## JOB
Images are not part of the copy; write out the rest of the data exactly as given.

## INFORMATION PROVIDED
┄┄┄┄┄┄┄┄┄┄
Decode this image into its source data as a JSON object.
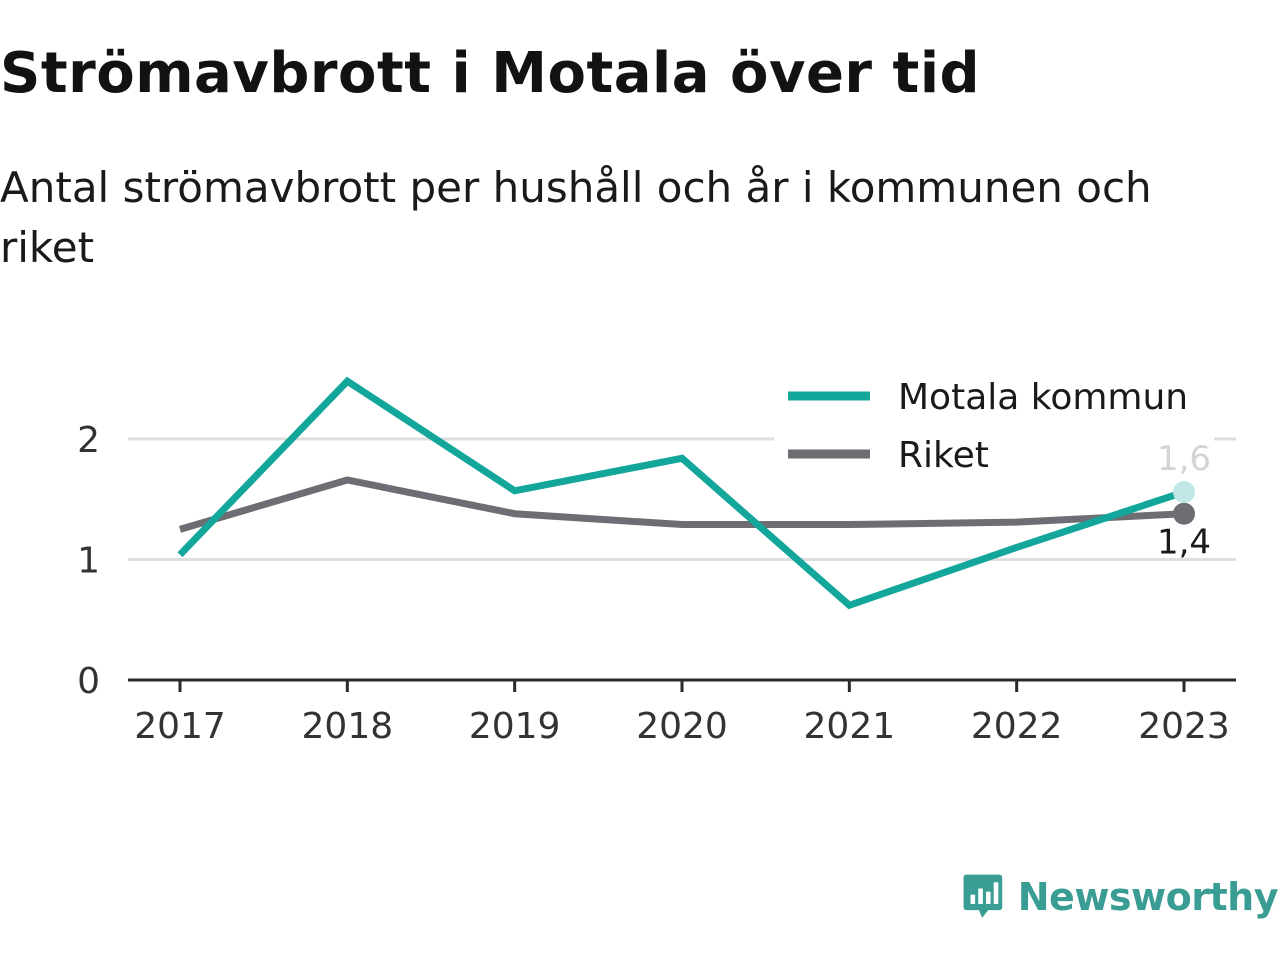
{
  "title": "Strömavbrott i Motala över tid",
  "subtitle": "Antal strömavbrott per hushåll och år i kommunen och riket",
  "chart_data": {
    "type": "line",
    "title": "Strömavbrott i Motala över tid",
    "subtitle": "Antal strömavbrott per hushåll och år i kommunen och riket",
    "xlabel": "",
    "ylabel": "",
    "categories": [
      "2017",
      "2018",
      "2019",
      "2020",
      "2021",
      "2022",
      "2023"
    ],
    "yticks": [
      "0",
      "1",
      "2"
    ],
    "ylim": [
      0,
      2.5
    ],
    "grid": true,
    "legend_position": "top-right",
    "series": [
      {
        "name": "Motala kommun",
        "color": "#13a69b",
        "values": [
          1.04,
          2.48,
          1.57,
          1.84,
          0.62,
          1.1,
          1.56
        ],
        "end_label": "1,6"
      },
      {
        "name": "Riket",
        "color": "#6e6d73",
        "values": [
          1.25,
          1.66,
          1.38,
          1.29,
          1.29,
          1.31,
          1.38
        ],
        "end_label": "1,4"
      }
    ]
  },
  "brand": {
    "name": "Newsworthy",
    "color": "#3a9d94",
    "icon": "newsworthy-logo-icon"
  }
}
┄┄┄┄┄┄┄┄┄┄
## ANSWER TO THIS TASK
Decode this image into its source data as a JSON object.
{
  "title": "Strömavbrott i Motala över tid",
  "subtitle": "Antal strömavbrott per hushåll och år i kommunen och riket",
  "chart_data": {
    "type": "line",
    "title": "Strömavbrott i Motala över tid",
    "subtitle": "Antal strömavbrott per hushåll och år i kommunen och riket",
    "xlabel": "",
    "ylabel": "",
    "categories": [
      "2017",
      "2018",
      "2019",
      "2020",
      "2021",
      "2022",
      "2023"
    ],
    "yticks": [
      "0",
      "1",
      "2"
    ],
    "ylim": [
      0,
      2.5
    ],
    "grid": true,
    "legend_position": "top-right",
    "series": [
      {
        "name": "Motala kommun",
        "color": "#13a69b",
        "values": [
          1.04,
          2.48,
          1.57,
          1.84,
          0.62,
          1.1,
          1.56
        ],
        "end_label": "1,6"
      },
      {
        "name": "Riket",
        "color": "#6e6d73",
        "values": [
          1.25,
          1.66,
          1.38,
          1.29,
          1.29,
          1.31,
          1.38
        ],
        "end_label": "1,4"
      }
    ]
  },
  "brand": {
    "name": "Newsworthy",
    "color": "#3a9d94",
    "icon": "newsworthy-logo-icon"
  }
}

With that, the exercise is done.